### EXERCISE DIRECTIONS
Repeat the records below exactly, leaving out every picture.

### MATERIALS PROVIDED
++++++++

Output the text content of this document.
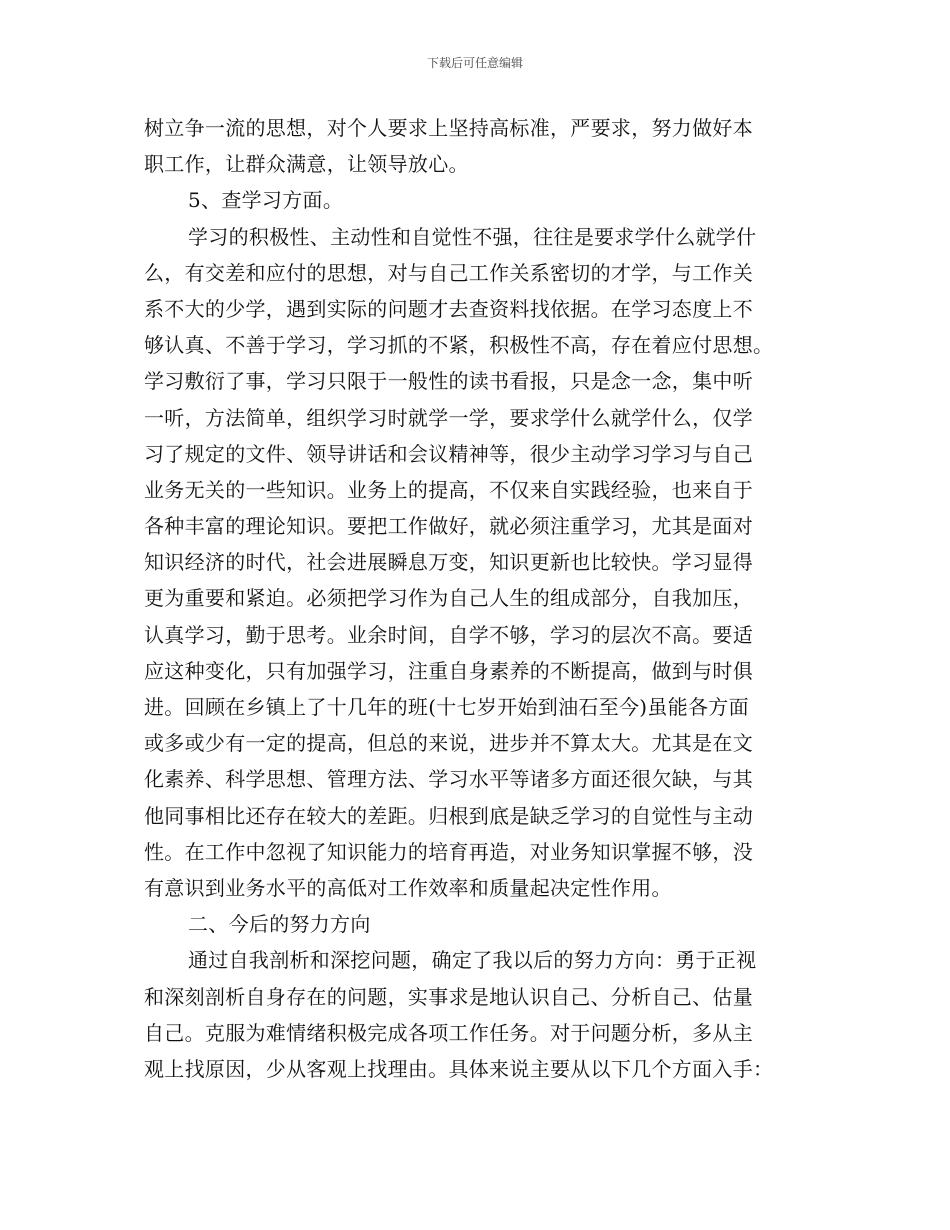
下载后可任意编辑
树立争一流的思想，对个人要求上坚持高标准，严要求，努力做好本
职工作，让群众满意，让领导放心。
5、查学习方面。
学习的积极性、主动性和自觉性不强，往往是要求学什么就学什
么，有交差和应付的思想，对与自己工作关系密切的才学，与工作关
系不大的少学，遇到实际的问题才去查资料找依据。在学习态度上不
够认真、不善于学习，学习抓的不紧，积极性不高，存在着应付思想。
学习敷衍了事，学习只限于一般性的读书看报，只是念一念，集中听
一听，方法简单，组织学习时就学一学，要求学什么就学什么，仅学
习了规定的文件、领导讲话和会议精神等，很少主动学习学习与自己
业务无关的一些知识。业务上的提高，不仅来自实践经验，也来自于
各种丰富的理论知识。要把工作做好，就必须注重学习，尤其是面对
知识经济的时代，社会进展瞬息万变，知识更新也比较快。学习显得
更为重要和紧迫。必须把学习作为自己人生的组成部分，自我加压，
认真学习，勤于思考。业余时间，自学不够，学习的层次不高。要适
应这种变化，只有加强学习，注重自身素养的不断提高，做到与时俱
进。回顾在乡镇上了十几年的班(十七岁开始到油石至今)虽能各方面
或多或少有一定的提高，但总的来说，进步并不算太大。尤其是在文
化素养、科学思想、管理方法、学习水平等诸多方面还很欠缺，与其
他同事相比还存在较大的差距。归根到底是缺乏学习的自觉性与主动
性。在工作中忽视了知识能力的培育再造，对业务知识掌握不够，没
有意识到业务水平的高低对工作效率和质量起决定性作用。
二、今后的努力方向
通过自我剖析和深挖问题，确定了我以后的努力方向：勇于正视
和深刻剖析自身存在的问题，实事求是地认识自己、分析自己、估量
自己。克服为难情绪积极完成各项工作任务。对于问题分析，多从主
观上找原因，少从客观上找理由。具体来说主要从以下几个方面入手：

++++++++

### SOLUTION FOR THIS PROBLEM
Output the text content of this document.
下载后可任意编辑
树立争一流的思想，对个人要求上坚持高标准，严要求，努力做好本
职工作，让群众满意，让领导放心。
5、查学习方面。
学习的积极性、主动性和自觉性不强，往往是要求学什么就学什
么，有交差和应付的思想，对与自己工作关系密切的才学，与工作关
系不大的少学，遇到实际的问题才去查资料找依据。在学习态度上不
够认真、不善于学习，学习抓的不紧，积极性不高，存在着应付思想。
学习敷衍了事，学习只限于一般性的读书看报，只是念一念，集中听
一听，方法简单，组织学习时就学一学，要求学什么就学什么，仅学
习了规定的文件、领导讲话和会议精神等，很少主动学习学习与自己
业务无关的一些知识。业务上的提高，不仅来自实践经验，也来自于
各种丰富的理论知识。要把工作做好，就必须注重学习，尤其是面对
知识经济的时代，社会进展瞬息万变，知识更新也比较快。学习显得
更为重要和紧迫。必须把学习作为自己人生的组成部分，自我加压，
认真学习，勤于思考。业余时间，自学不够，学习的层次不高。要适
应这种变化，只有加强学习，注重自身素养的不断提高，做到与时俱
进。回顾在乡镇上了十几年的班(十七岁开始到油石至今)虽能各方面
或多或少有一定的提高，但总的来说，进步并不算太大。尤其是在文
化素养、科学思想、管理方法、学习水平等诸多方面还很欠缺，与其
他同事相比还存在较大的差距。归根到底是缺乏学习的自觉性与主动
性。在工作中忽视了知识能力的培育再造，对业务知识掌握不够，没
有意识到业务水平的高低对工作效率和质量起决定性作用。
二、今后的努力方向
通过自我剖析和深挖问题，确定了我以后的努力方向：勇于正视
和深刻剖析自身存在的问题，实事求是地认识自己、分析自己、估量
自己。克服为难情绪积极完成各项工作任务。对于问题分析，多从主
观上找原因，少从客观上找理由。具体来说主要从以下几个方面入手：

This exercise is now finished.